**Actions to take:**
1. In the glossary seed file validation spec, what do dashboard handlers report when a malformed term makes a scope fail at load time?
2. Write the next part of the glossary seed file validation spec, picking up after its last sentence.

**Article:**
_ _ _ _ _
Glossary Seed File Schema Validation

Purpose

Glossary seed files (.kittify/glossaries/*.yaml) are the authoritative source of domain terminology for Spec Kitty projects. Today these files are loaded as loose YAML with minimal structural checks. A single malformed term — such as a non-normalized surface value — causes the entire scope to fail at load time. Dashboard handlers silently catch the error and report zero glossary terms, hiding the root cause from operators.

This mission adds schema-backed validation with DDD aggregate modeling so that invalid glossary state is rejected with actionable errors at every boundary where seed files are created, edited, loaded, or checked in CI.

Source

  • GitHub Issue: #1322
  • Observed failure: ValueError: TermSurface must be normalized: Sonar quality gate (PR #1321)

Actors

ActorRole
Mission authorCreates and edits glossary seed files during specify/plan phases
Spec Kitty CLILoads seed files at runtime for glossary resolution and dashboard rendering
CI pipelineValidates committed glossary seed files on every push
Dashboard consumerReads glossary data via /api/glossary-health and /api/glossary-terms endpoints

User Scenarios & Testing

Scenario 1: Author introduces invalid term

A mission author adds a term with a non-normalized surface (Sonar quality gate) to spec_kitty_core.yaml. When they run spec-kitty glossary validate, the CLI reports the exact file, term index, field, and the normalization rule violated. The author fixes the surface to sonar quality gate and re-validates successfully.

Scenario 2: CI catches invalid seed file

A contributor pushes a commit that modifies .kittify/glossaries/team_domain.yaml with a missing definition field. CI runs glossary validation and fails with an actionable error message naming the file, the offending term surface, and the missing field. The contributor fixes the file before merging.
_ _ _ _ _
**Record extracts:**

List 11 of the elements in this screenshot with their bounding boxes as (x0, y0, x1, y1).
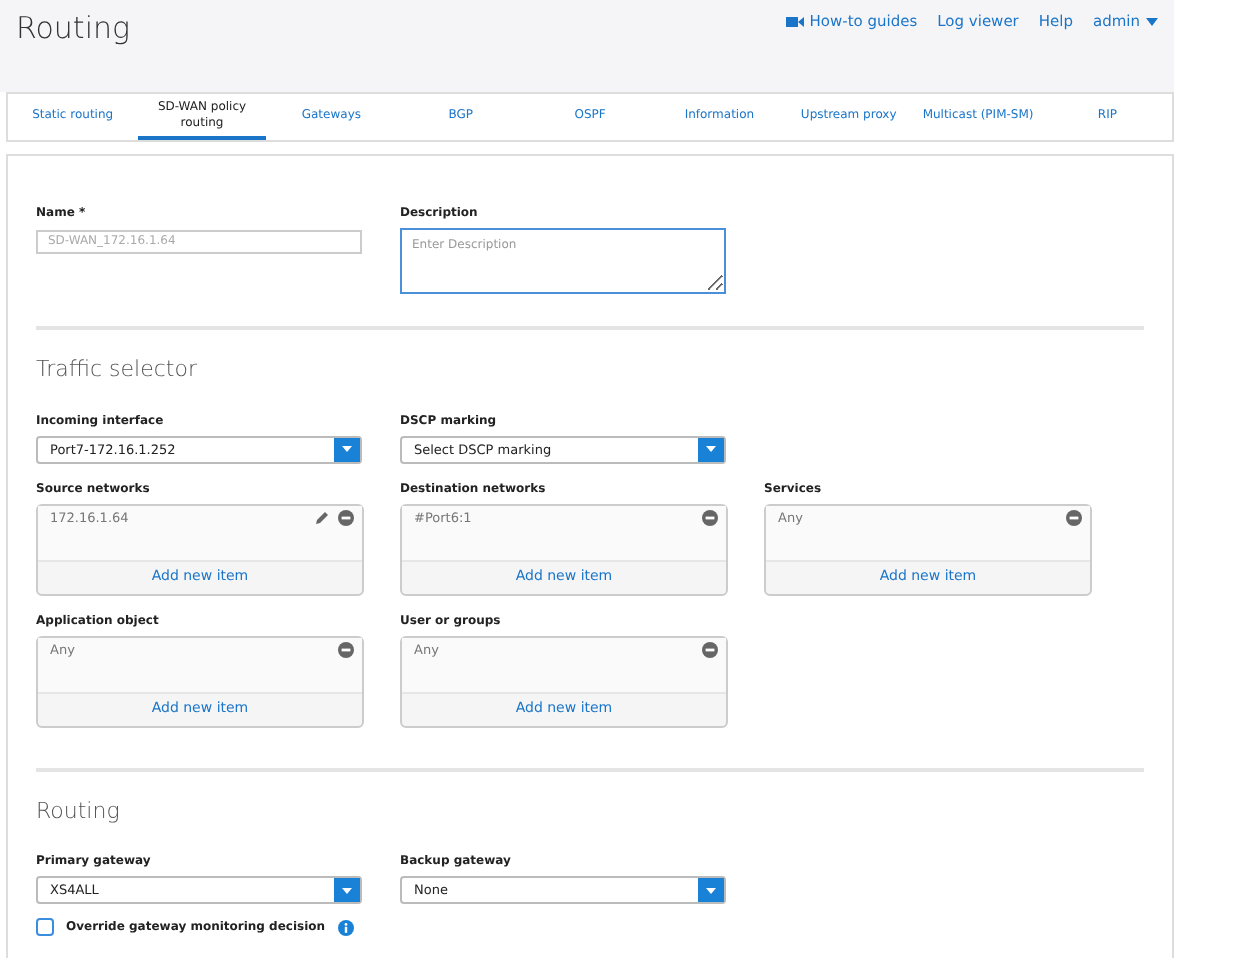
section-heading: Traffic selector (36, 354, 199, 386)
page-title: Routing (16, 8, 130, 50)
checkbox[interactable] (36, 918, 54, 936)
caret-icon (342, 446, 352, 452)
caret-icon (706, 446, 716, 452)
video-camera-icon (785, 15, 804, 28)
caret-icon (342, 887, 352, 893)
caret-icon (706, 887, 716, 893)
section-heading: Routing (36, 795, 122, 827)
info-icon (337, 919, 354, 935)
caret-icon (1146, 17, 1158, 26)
_ _ _ _ _
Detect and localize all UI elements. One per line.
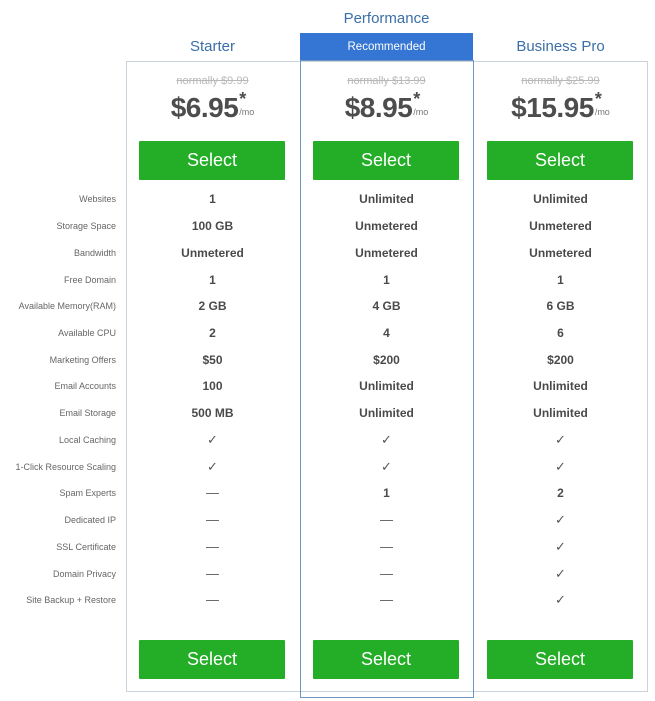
_ _ _ _ _
**Outputs:**
1. They report zero glossary terms.

2.
Scenario 3: Dashboard surfaces validation failure

An operator starts the dashboard with an invalid seed file present. Instead of silently showing zero terms, the glossary health endpoint reports a validation error with the specific file and failure reason. The operator sees what needs fixing rather than a misleading empty state.

Scenario 4: Runtime load rejects invalid state

load_seed_file() validates the entire seed file against the schema before constructing domain objects. If any term violates an invariant, the entire scope is rejected with a structured validation error that names the file, term, field, and rule. No partial loads occur.

Scenario 5: Save path enforces invariants

When code writes a glossary seed file via save_seed_file(), the same validation runs before persisting. Invalid state cannot be written to disk through the programmatic API.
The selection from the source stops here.